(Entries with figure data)
☆ ☆ ☆ ☆

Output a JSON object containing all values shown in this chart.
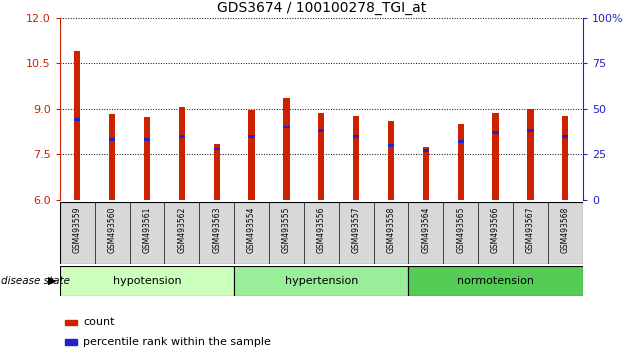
{
  "title": "GDS3674 / 100100278_TGI_at",
  "samples": [
    "GSM493559",
    "GSM493560",
    "GSM493561",
    "GSM493562",
    "GSM493563",
    "GSM493554",
    "GSM493555",
    "GSM493556",
    "GSM493557",
    "GSM493558",
    "GSM493564",
    "GSM493565",
    "GSM493566",
    "GSM493567",
    "GSM493568"
  ],
  "count_values": [
    10.9,
    8.82,
    8.72,
    9.05,
    7.83,
    8.95,
    9.35,
    8.85,
    8.75,
    8.6,
    7.75,
    8.5,
    8.85,
    9.0,
    8.75
  ],
  "percentile_values": [
    44,
    33,
    33,
    35,
    28,
    35,
    40,
    38,
    35,
    30,
    27,
    32,
    37,
    38,
    35
  ],
  "ylim_left": [
    6,
    12
  ],
  "ylim_right": [
    0,
    100
  ],
  "yticks_left": [
    6,
    7.5,
    9,
    10.5,
    12
  ],
  "yticks_right": [
    0,
    25,
    50,
    75,
    100
  ],
  "groups": [
    {
      "label": "hypotension",
      "start": 0,
      "end": 5
    },
    {
      "label": "hypertension",
      "start": 5,
      "end": 10
    },
    {
      "label": "normotension",
      "start": 10,
      "end": 15
    }
  ],
  "group_colors": [
    "#ccffbb",
    "#99ee99",
    "#55cc55"
  ],
  "bar_color_red": "#cc2200",
  "bar_color_blue": "#2222cc",
  "red_bar_width": 0.18,
  "blue_bar_width": 0.18,
  "legend_count_label": "count",
  "legend_percentile_label": "percentile rank within the sample",
  "disease_state_label": "disease state",
  "title_fontsize": 10,
  "axis_label_color_left": "#cc2200",
  "axis_label_color_right": "#2222cc"
}
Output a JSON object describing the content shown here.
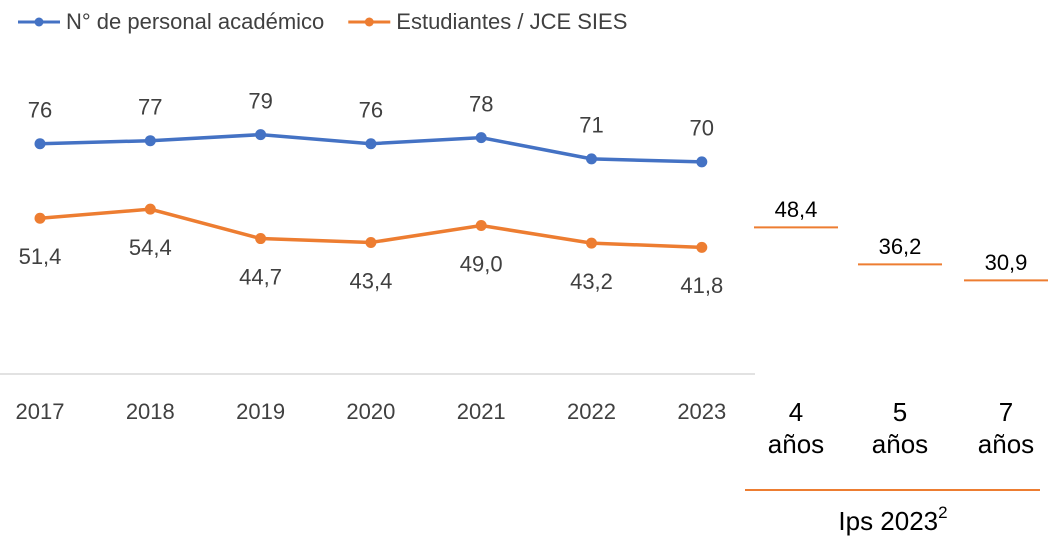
{
  "chart_data": {
    "type": "line",
    "categories": [
      "2017",
      "2018",
      "2019",
      "2020",
      "2021",
      "2022",
      "2023"
    ],
    "series": [
      {
        "name": "N° de personal académico",
        "color": "#4472c4",
        "values": [
          76,
          77,
          79,
          76,
          78,
          71,
          70
        ]
      },
      {
        "name": "Estudiantes / JCE SIES",
        "color": "#ed7d31",
        "values": [
          51.4,
          54.4,
          44.7,
          43.4,
          49.0,
          43.2,
          41.8
        ],
        "value_labels": [
          "51,4",
          "54,4",
          "44,7",
          "43,4",
          "49,0",
          "43,2",
          "41,8"
        ]
      }
    ],
    "ylim": [
      0,
      100
    ],
    "legend": "top",
    "benchmarks": {
      "title": "Ips 2023",
      "title_sup": "2",
      "color": "#ed7d31",
      "categories": [
        "4 años",
        "5 años",
        "7 años"
      ],
      "values": [
        48.4,
        36.2,
        30.9
      ],
      "value_labels": [
        "48,4",
        "36,2",
        "30,9"
      ]
    }
  }
}
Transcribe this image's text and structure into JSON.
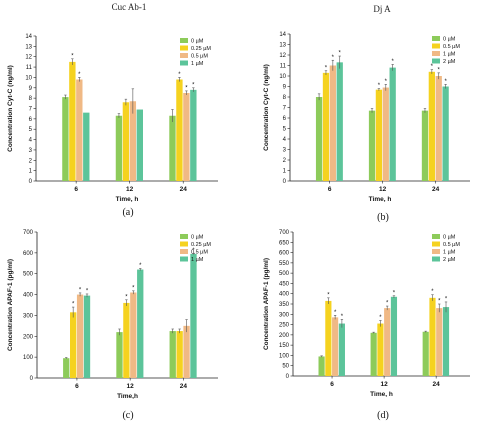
{
  "colors": {
    "0uM": "#8dcb5a",
    "low": "#f5d21f",
    "mid": "#f0b985",
    "high": "#5cc49a",
    "error": "#555555",
    "axis": "#222222"
  },
  "chart_data": [
    {
      "type": "bar",
      "panel": "a",
      "title": "Cuc Ab-1",
      "caption": "(a)",
      "xlabel": "Time, h",
      "ylabel": "Concentration Cyt-C (ng/ml)",
      "ylim": [
        0,
        14
      ],
      "yticks": [
        0,
        1,
        2,
        3,
        4,
        5,
        6,
        7,
        8,
        9,
        10,
        11,
        12,
        13,
        14
      ],
      "categories": [
        "6",
        "12",
        "24"
      ],
      "legend_position": "top-right",
      "series": [
        {
          "name": "0 µM",
          "color_key": "0uM",
          "values": [
            8.1,
            6.3,
            6.3
          ],
          "errors": [
            0.2,
            0.2,
            0.6
          ],
          "stars": [
            false,
            false,
            false
          ]
        },
        {
          "name": "0.25 µM",
          "color_key": "low",
          "values": [
            11.5,
            7.6,
            9.8
          ],
          "errors": [
            0.3,
            0.3,
            0.2
          ],
          "stars": [
            true,
            false,
            true
          ]
        },
        {
          "name": "0.5 µM",
          "color_key": "mid",
          "values": [
            9.8,
            7.7,
            8.5
          ],
          "errors": [
            0.2,
            1.2,
            0.2
          ],
          "stars": [
            true,
            false,
            true
          ]
        },
        {
          "name": "1 µM",
          "color_key": "high",
          "values": [
            6.6,
            6.9,
            8.8
          ],
          "errors": [
            0.0,
            0.0,
            0.2
          ],
          "stars": [
            false,
            false,
            true
          ]
        }
      ]
    },
    {
      "type": "bar",
      "panel": "b",
      "title": "Dj A",
      "caption": "(b)",
      "xlabel": "Time, h",
      "ylabel": "Concentration Cyt-C (ng/ml)",
      "ylim": [
        0,
        14
      ],
      "yticks": [
        0,
        1,
        2,
        3,
        4,
        5,
        6,
        7,
        8,
        9,
        10,
        11,
        12,
        13,
        14
      ],
      "categories": [
        "6",
        "12",
        "24"
      ],
      "legend_position": "top-right",
      "series": [
        {
          "name": "0 µM",
          "color_key": "0uM",
          "values": [
            8.0,
            6.7,
            6.7
          ],
          "errors": [
            0.3,
            0.2,
            0.2
          ],
          "stars": [
            false,
            false,
            false
          ]
        },
        {
          "name": "0.5 µM",
          "color_key": "low",
          "values": [
            10.3,
            8.7,
            10.4
          ],
          "errors": [
            0.2,
            0.1,
            0.2
          ],
          "stars": [
            true,
            true,
            true
          ]
        },
        {
          "name": "1 µM",
          "color_key": "mid",
          "values": [
            11.0,
            8.9,
            10.0
          ],
          "errors": [
            0.5,
            0.3,
            0.3
          ],
          "stars": [
            true,
            true,
            true
          ]
        },
        {
          "name": "2 µM",
          "color_key": "high",
          "values": [
            11.3,
            10.8,
            9.0
          ],
          "errors": [
            0.6,
            0.3,
            0.2
          ],
          "stars": [
            true,
            true,
            true
          ]
        }
      ]
    },
    {
      "type": "bar",
      "panel": "c",
      "title": "",
      "caption": "(c)",
      "xlabel": "Time,h",
      "ylabel": "Concentration APAF-1 (pg/ml)",
      "ylim": [
        0,
        700
      ],
      "yticks": [
        0,
        100,
        200,
        300,
        400,
        500,
        600,
        700
      ],
      "categories": [
        "6",
        "12",
        "24"
      ],
      "legend_position": "top-right",
      "series": [
        {
          "name": "0 µM",
          "color_key": "0uM",
          "values": [
            95,
            220,
            225
          ],
          "errors": [
            3,
            15,
            10
          ],
          "stars": [
            false,
            false,
            false
          ]
        },
        {
          "name": "0.25 µM",
          "color_key": "low",
          "values": [
            315,
            360,
            225
          ],
          "errors": [
            25,
            15,
            10
          ],
          "stars": [
            true,
            true,
            false
          ]
        },
        {
          "name": "0.5 µM",
          "color_key": "mid",
          "values": [
            400,
            410,
            250
          ],
          "errors": [
            8,
            8,
            30
          ],
          "stars": [
            true,
            true,
            false
          ]
        },
        {
          "name": "1 µM",
          "color_key": "high",
          "values": [
            395,
            520,
            595
          ],
          "errors": [
            8,
            5,
            3
          ],
          "stars": [
            true,
            true,
            true
          ]
        }
      ]
    },
    {
      "type": "bar",
      "panel": "d",
      "title": "",
      "caption": "(d)",
      "xlabel": "Time, h",
      "ylabel": "Concentration APAF-1 (pg/ml)",
      "ylim": [
        0,
        700
      ],
      "yticks": [
        0,
        50,
        100,
        150,
        200,
        250,
        300,
        350,
        400,
        450,
        500,
        550,
        600,
        650,
        700
      ],
      "categories": [
        "6",
        "12",
        "24"
      ],
      "legend_position": "top-right",
      "series": [
        {
          "name": "0 µM",
          "color_key": "0uM",
          "values": [
            95,
            210,
            215
          ],
          "errors": [
            3,
            3,
            3
          ],
          "stars": [
            false,
            false,
            false
          ]
        },
        {
          "name": "0.5 µM",
          "color_key": "low",
          "values": [
            365,
            255,
            380
          ],
          "errors": [
            15,
            15,
            15
          ],
          "stars": [
            true,
            true,
            true
          ]
        },
        {
          "name": "1 µM",
          "color_key": "mid",
          "values": [
            285,
            330,
            330
          ],
          "errors": [
            10,
            10,
            20
          ],
          "stars": [
            true,
            true,
            true
          ]
        },
        {
          "name": "2 µM",
          "color_key": "high",
          "values": [
            255,
            385,
            335
          ],
          "errors": [
            20,
            5,
            25
          ],
          "stars": [
            true,
            true,
            true
          ]
        }
      ]
    }
  ]
}
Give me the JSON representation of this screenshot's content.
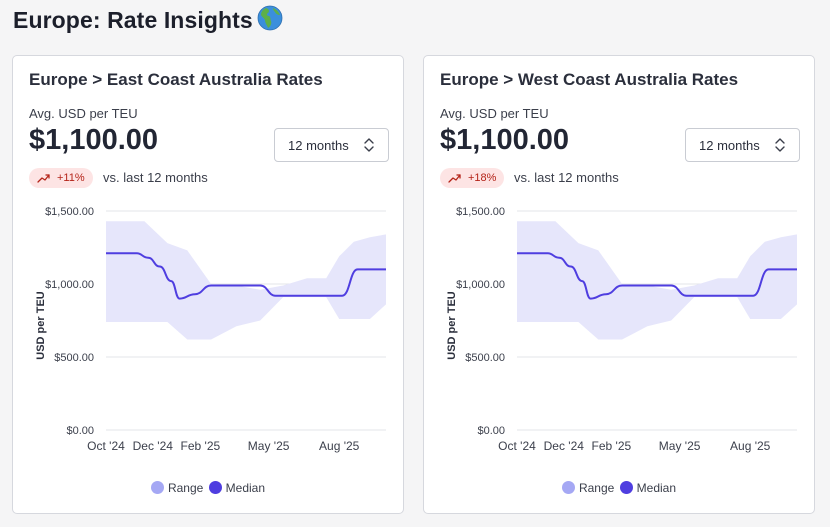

☆ ☆ ☆ ☆

Make a list of all lines in the data that contain "caption".

COMPLETE ANSWER:
      "caption": "(a)",
      "caption": "(b)",
      "caption": "(c)",
      "caption": "(d)",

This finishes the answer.